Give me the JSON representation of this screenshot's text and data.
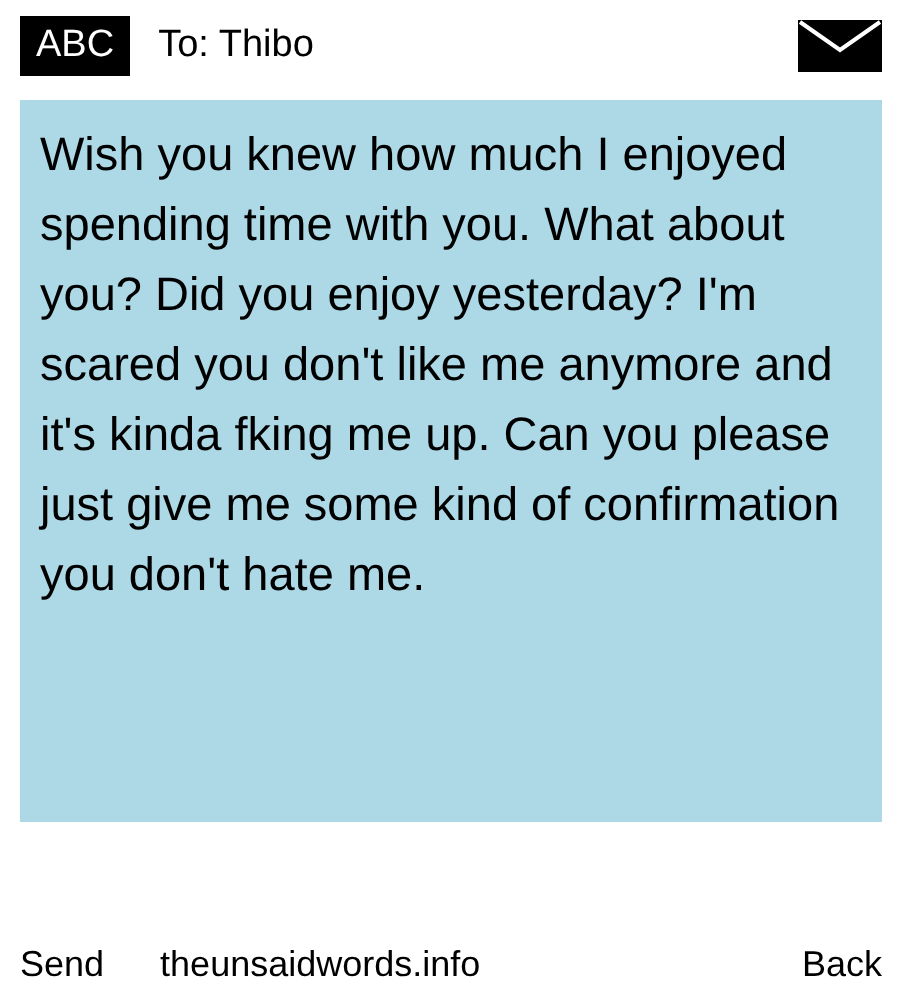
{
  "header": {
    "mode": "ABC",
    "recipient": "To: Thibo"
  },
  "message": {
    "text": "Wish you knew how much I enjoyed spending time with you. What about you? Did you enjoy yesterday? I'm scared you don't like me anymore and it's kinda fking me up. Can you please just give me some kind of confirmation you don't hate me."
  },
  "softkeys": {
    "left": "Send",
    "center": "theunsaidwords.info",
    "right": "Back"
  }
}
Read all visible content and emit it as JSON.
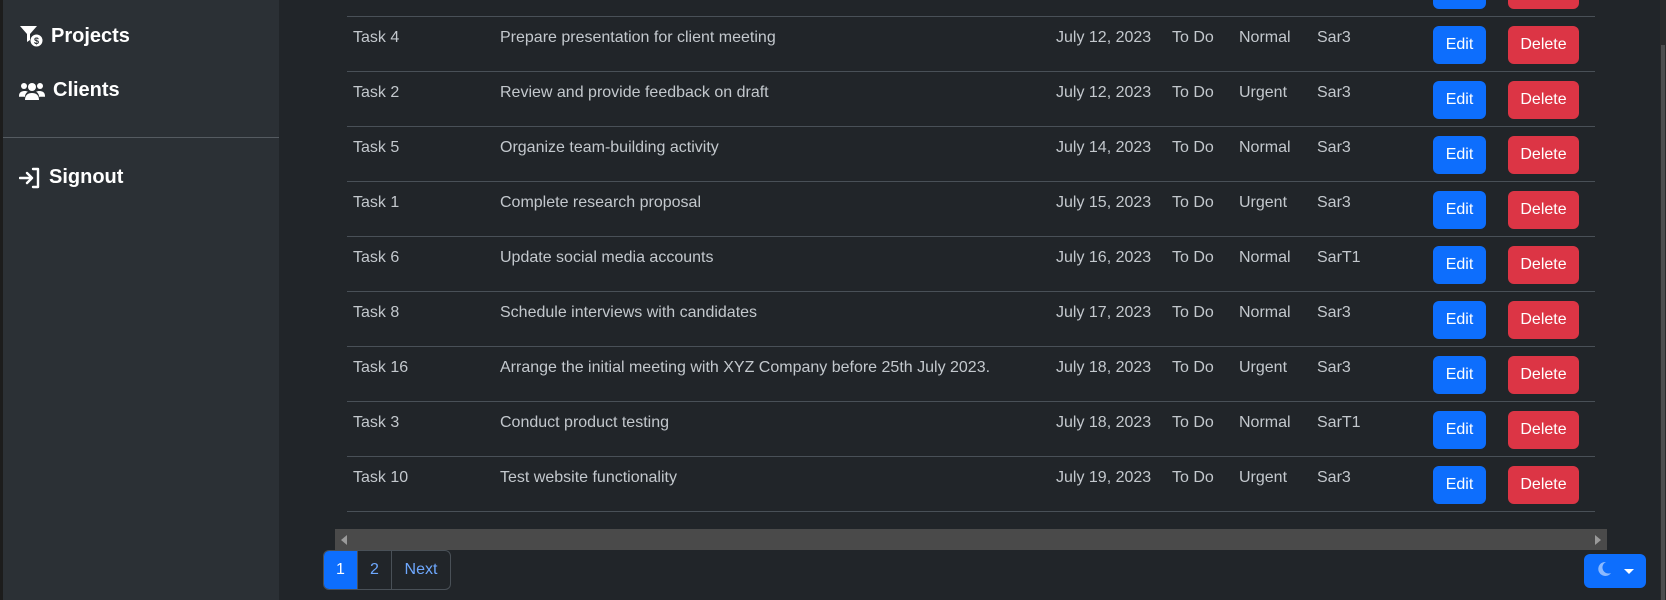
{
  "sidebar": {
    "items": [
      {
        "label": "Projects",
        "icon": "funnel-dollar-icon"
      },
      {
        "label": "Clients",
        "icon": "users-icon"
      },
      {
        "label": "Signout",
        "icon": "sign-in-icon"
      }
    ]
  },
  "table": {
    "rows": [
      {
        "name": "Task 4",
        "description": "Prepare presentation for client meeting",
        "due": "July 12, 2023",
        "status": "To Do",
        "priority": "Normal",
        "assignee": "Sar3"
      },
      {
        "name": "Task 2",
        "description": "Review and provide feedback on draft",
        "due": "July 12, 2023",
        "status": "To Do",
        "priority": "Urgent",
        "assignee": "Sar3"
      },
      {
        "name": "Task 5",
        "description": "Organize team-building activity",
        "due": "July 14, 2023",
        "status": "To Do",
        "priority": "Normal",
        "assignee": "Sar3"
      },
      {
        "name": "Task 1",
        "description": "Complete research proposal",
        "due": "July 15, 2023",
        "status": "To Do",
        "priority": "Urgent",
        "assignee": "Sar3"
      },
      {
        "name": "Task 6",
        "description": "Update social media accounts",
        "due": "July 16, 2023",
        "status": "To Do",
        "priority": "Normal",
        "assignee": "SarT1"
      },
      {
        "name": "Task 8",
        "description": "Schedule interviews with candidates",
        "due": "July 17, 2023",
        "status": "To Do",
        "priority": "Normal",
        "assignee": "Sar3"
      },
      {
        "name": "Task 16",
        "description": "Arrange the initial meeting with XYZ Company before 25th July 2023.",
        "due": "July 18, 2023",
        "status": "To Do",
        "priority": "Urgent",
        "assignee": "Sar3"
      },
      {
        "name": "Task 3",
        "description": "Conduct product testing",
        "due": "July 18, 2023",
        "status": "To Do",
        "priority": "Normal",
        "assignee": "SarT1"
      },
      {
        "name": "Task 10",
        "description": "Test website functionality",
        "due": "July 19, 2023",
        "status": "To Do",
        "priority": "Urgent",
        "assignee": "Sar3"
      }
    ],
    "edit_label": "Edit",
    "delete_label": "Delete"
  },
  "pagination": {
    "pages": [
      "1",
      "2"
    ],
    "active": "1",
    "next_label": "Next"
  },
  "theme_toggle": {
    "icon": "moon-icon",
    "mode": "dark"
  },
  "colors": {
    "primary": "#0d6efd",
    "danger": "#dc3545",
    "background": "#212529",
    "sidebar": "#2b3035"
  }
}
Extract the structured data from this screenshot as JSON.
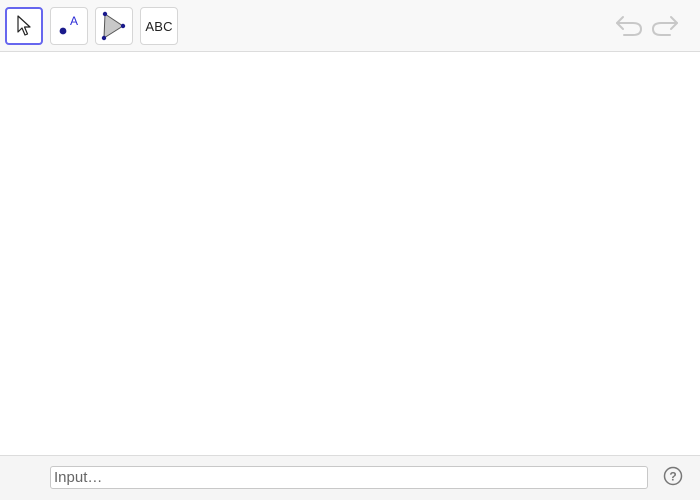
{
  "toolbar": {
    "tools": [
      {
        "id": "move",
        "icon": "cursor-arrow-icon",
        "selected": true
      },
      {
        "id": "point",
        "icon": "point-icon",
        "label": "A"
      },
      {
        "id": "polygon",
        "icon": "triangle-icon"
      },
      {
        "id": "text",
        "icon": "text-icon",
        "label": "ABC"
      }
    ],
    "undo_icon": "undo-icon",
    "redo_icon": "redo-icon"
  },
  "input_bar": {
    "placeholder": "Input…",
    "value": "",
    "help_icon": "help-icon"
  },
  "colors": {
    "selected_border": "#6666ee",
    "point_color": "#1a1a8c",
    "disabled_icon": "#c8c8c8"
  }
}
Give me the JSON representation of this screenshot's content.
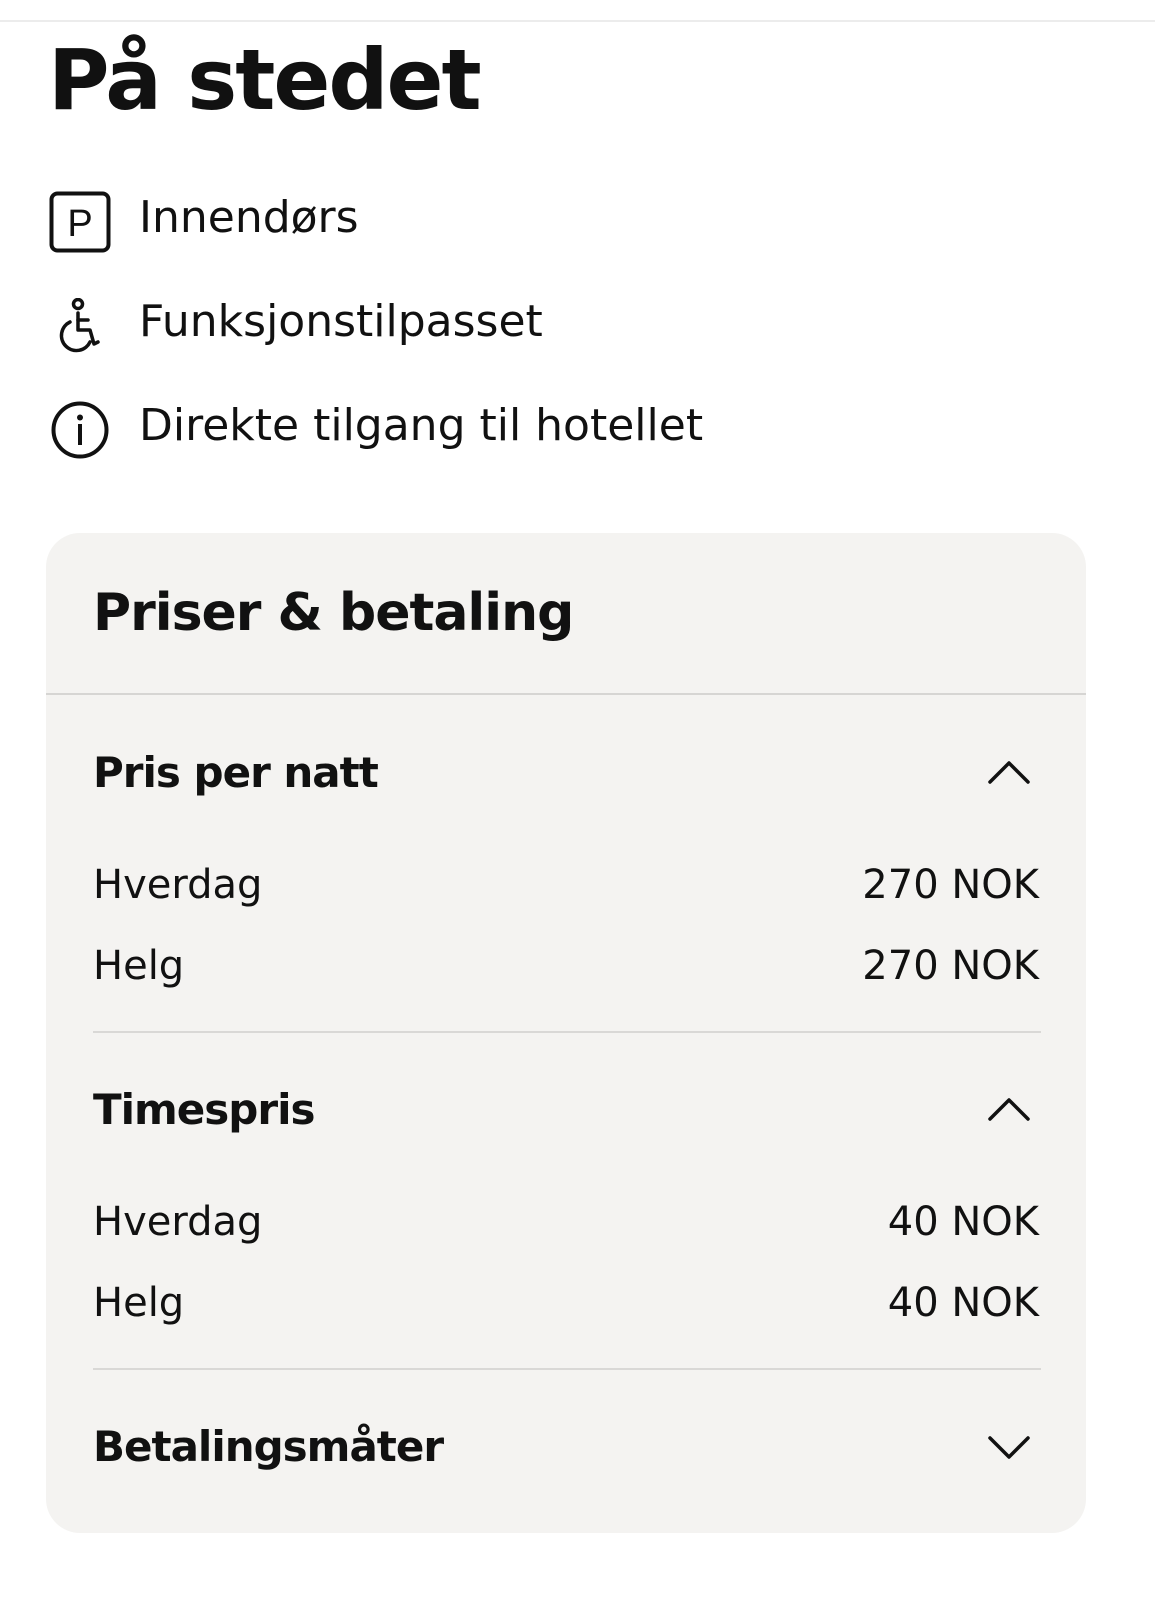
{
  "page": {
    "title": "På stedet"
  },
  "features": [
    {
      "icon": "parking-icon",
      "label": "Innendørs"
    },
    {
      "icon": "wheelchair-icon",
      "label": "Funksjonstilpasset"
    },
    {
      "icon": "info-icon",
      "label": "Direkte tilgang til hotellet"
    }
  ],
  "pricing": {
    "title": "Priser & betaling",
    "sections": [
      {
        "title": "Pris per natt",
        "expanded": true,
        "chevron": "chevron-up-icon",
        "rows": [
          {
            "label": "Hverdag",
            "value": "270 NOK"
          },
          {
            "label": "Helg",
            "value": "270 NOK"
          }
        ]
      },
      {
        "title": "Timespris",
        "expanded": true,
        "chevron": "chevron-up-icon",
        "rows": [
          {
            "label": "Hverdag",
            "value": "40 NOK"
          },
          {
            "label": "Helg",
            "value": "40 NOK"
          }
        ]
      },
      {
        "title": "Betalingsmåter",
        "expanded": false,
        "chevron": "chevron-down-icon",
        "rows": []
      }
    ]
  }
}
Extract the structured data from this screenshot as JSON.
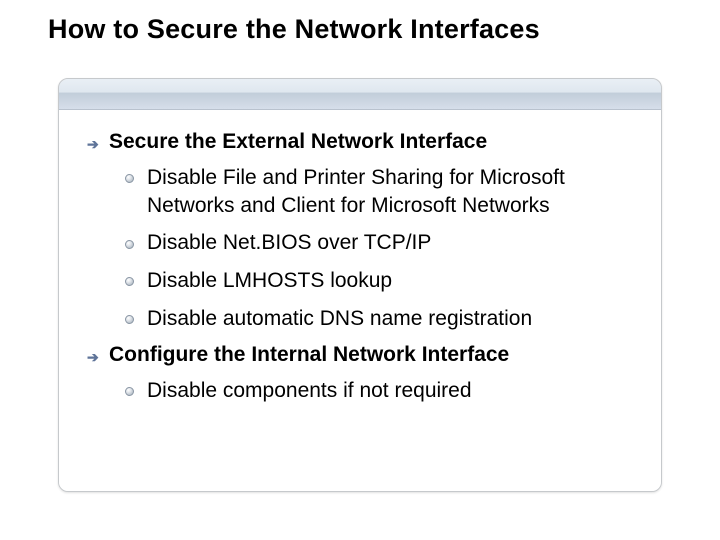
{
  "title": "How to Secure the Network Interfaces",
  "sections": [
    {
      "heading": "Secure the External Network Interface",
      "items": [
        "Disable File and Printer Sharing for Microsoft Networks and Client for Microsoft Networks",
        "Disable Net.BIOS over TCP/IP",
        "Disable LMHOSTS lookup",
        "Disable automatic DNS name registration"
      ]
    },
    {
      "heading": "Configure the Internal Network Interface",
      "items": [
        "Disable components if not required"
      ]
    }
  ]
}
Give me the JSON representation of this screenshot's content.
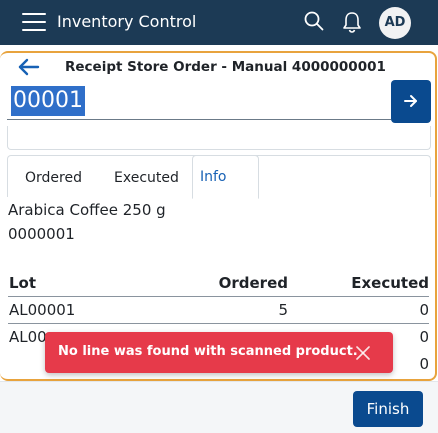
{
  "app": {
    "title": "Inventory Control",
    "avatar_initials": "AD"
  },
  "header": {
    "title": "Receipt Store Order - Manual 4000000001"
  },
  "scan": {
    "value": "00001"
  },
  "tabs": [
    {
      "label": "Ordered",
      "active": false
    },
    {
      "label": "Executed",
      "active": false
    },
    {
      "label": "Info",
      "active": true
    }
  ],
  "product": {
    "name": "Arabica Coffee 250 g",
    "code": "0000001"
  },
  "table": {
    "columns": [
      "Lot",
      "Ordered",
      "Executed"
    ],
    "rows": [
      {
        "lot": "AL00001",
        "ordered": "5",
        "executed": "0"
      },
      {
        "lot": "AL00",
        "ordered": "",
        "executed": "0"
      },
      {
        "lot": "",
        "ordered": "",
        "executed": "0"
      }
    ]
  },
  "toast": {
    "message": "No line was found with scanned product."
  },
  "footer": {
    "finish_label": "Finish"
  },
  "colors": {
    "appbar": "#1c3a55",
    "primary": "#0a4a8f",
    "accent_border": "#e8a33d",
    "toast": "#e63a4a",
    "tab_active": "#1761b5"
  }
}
----------
• **DIRECTIONS**
Transcribe the records above exactly, omitting every picture they contain.

• **THE SOLUTION**
Give me the JSON representation of this screenshot's text and data.
{
  "header": {
    "mode": "ABC",
    "recipient": "To: Thibo"
  },
  "message": {
    "text": "Wish you knew how much I enjoyed spending time with you. What about you? Did you enjoy yesterday? I'm scared you don't like me anymore and it's kinda fking me up. Can you please just give me some kind of confirmation you don't hate me."
  },
  "softkeys": {
    "left": "Send",
    "center": "theunsaidwords.info",
    "right": "Back"
  }
}
Read all visible content and emit it as JSON.
{
  "sidebar": {
    "items": [
      {
        "label": "Projects",
        "icon": "funnel-dollar-icon"
      },
      {
        "label": "Clients",
        "icon": "users-icon"
      },
      {
        "label": "Signout",
        "icon": "sign-in-icon"
      }
    ]
  },
  "table": {
    "rows": [
      {
        "name": "Task 4",
        "description": "Prepare presentation for client meeting",
        "due": "July 12, 2023",
        "status": "To Do",
        "priority": "Normal",
        "assignee": "Sar3"
      },
      {
        "name": "Task 2",
        "description": "Review and provide feedback on draft",
        "due": "July 12, 2023",
        "status": "To Do",
        "priority": "Urgent",
        "assignee": "Sar3"
      },
      {
        "name": "Task 5",
        "description": "Organize team-building activity",
        "due": "July 14, 2023",
        "status": "To Do",
        "priority": "Normal",
        "assignee": "Sar3"
      },
      {
        "name": "Task 1",
        "description": "Complete research proposal",
        "due": "July 15, 2023",
        "status": "To Do",
        "priority": "Urgent",
        "assignee": "Sar3"
      },
      {
        "name": "Task 6",
        "description": "Update social media accounts",
        "due": "July 16, 2023",
        "status": "To Do",
        "priority": "Normal",
        "assignee": "SarT1"
      },
      {
        "name": "Task 8",
        "description": "Schedule interviews with candidates",
        "due": "July 17, 2023",
        "status": "To Do",
        "priority": "Normal",
        "assignee": "Sar3"
      },
      {
        "name": "Task 16",
        "description": "Arrange the initial meeting with XYZ Company before 25th July 2023.",
        "due": "July 18, 2023",
        "status": "To Do",
        "priority": "Urgent",
        "assignee": "Sar3"
      },
      {
        "name": "Task 3",
        "description": "Conduct product testing",
        "due": "July 18, 2023",
        "status": "To Do",
        "priority": "Normal",
        "assignee": "SarT1"
      },
      {
        "name": "Task 10",
        "description": "Test website functionality",
        "due": "July 19, 2023",
        "status": "To Do",
        "priority": "Urgent",
        "assignee": "Sar3"
      }
    ],
    "edit_label": "Edit",
    "delete_label": "Delete"
  },
  "pagination": {
    "pages": [
      "1",
      "2"
    ],
    "active": "1",
    "next_label": "Next"
  },
  "theme_toggle": {
    "icon": "moon-icon",
    "mode": "dark"
  },
  "colors": {
    "primary": "#0d6efd",
    "danger": "#dc3545",
    "background": "#212529",
    "sidebar": "#2b3035"
  }
}
Extract the structured data from this screenshot as JSON.
{
  "toolbar": {
    "tools": [
      {
        "id": "move",
        "icon": "cursor-arrow-icon",
        "selected": true
      },
      {
        "id": "point",
        "icon": "point-icon",
        "label": "A"
      },
      {
        "id": "polygon",
        "icon": "triangle-icon"
      },
      {
        "id": "text",
        "icon": "text-icon",
        "label": "ABC"
      }
    ],
    "undo_icon": "undo-icon",
    "redo_icon": "redo-icon"
  },
  "input_bar": {
    "placeholder": "Input…",
    "value": "",
    "help_icon": "help-icon"
  },
  "colors": {
    "selected_border": "#6666ee",
    "point_color": "#1a1a8c",
    "disabled_icon": "#c8c8c8"
  }
}
Give me the JSON representation of this screenshot's content.
{
  "page": {
    "title": "På stedet"
  },
  "features": [
    {
      "icon": "parking-icon",
      "label": "Innendørs"
    },
    {
      "icon": "wheelchair-icon",
      "label": "Funksjonstilpasset"
    },
    {
      "icon": "info-icon",
      "label": "Direkte tilgang til hotellet"
    }
  ],
  "pricing": {
    "title": "Priser & betaling",
    "sections": [
      {
        "title": "Pris per natt",
        "expanded": true,
        "chevron": "chevron-up-icon",
        "rows": [
          {
            "label": "Hverdag",
            "value": "270 NOK"
          },
          {
            "label": "Helg",
            "value": "270 NOK"
          }
        ]
      },
      {
        "title": "Timespris",
        "expanded": true,
        "chevron": "chevron-up-icon",
        "rows": [
          {
            "label": "Hverdag",
            "value": "40 NOK"
          },
          {
            "label": "Helg",
            "value": "40 NOK"
          }
        ]
      },
      {
        "title": "Betalingsmåter",
        "expanded": false,
        "chevron": "chevron-down-icon",
        "rows": []
      }
    ]
  }
}
Extract the structured data from this screenshot as JSON.
{
  "title": "How to Secure the Network Interfaces",
  "sections": [
    {
      "heading": "Secure the External Network Interface",
      "items": [
        "Disable File and Printer Sharing for Microsoft Networks and Client for Microsoft Networks",
        "Disable Net.BIOS over TCP/IP",
        "Disable LMHOSTS lookup",
        "Disable automatic DNS name registration"
      ]
    },
    {
      "heading": "Configure the Internal Network Interface",
      "items": [
        "Disable components if not required"
      ]
    }
  ]
}
Give me the JSON representation of this screenshot's content.
{
  "app": {
    "title": "Inventory Control",
    "avatar_initials": "AD"
  },
  "header": {
    "title": "Receipt Store Order - Manual 4000000001"
  },
  "scan": {
    "value": "00001"
  },
  "tabs": [
    {
      "label": "Ordered",
      "active": false
    },
    {
      "label": "Executed",
      "active": false
    },
    {
      "label": "Info",
      "active": true
    }
  ],
  "product": {
    "name": "Arabica Coffee 250 g",
    "code": "0000001"
  },
  "table": {
    "columns": [
      "Lot",
      "Ordered",
      "Executed"
    ],
    "rows": [
      {
        "lot": "AL00001",
        "ordered": "5",
        "executed": "0"
      },
      {
        "lot": "AL00",
        "ordered": "",
        "executed": "0"
      },
      {
        "lot": "",
        "ordered": "",
        "executed": "0"
      }
    ]
  },
  "toast": {
    "message": "No line was found with scanned product."
  },
  "footer": {
    "finish_label": "Finish"
  },
  "colors": {
    "appbar": "#1c3a55",
    "primary": "#0a4a8f",
    "accent_border": "#e8a33d",
    "toast": "#e63a4a",
    "tab_active": "#1761b5"
  }
}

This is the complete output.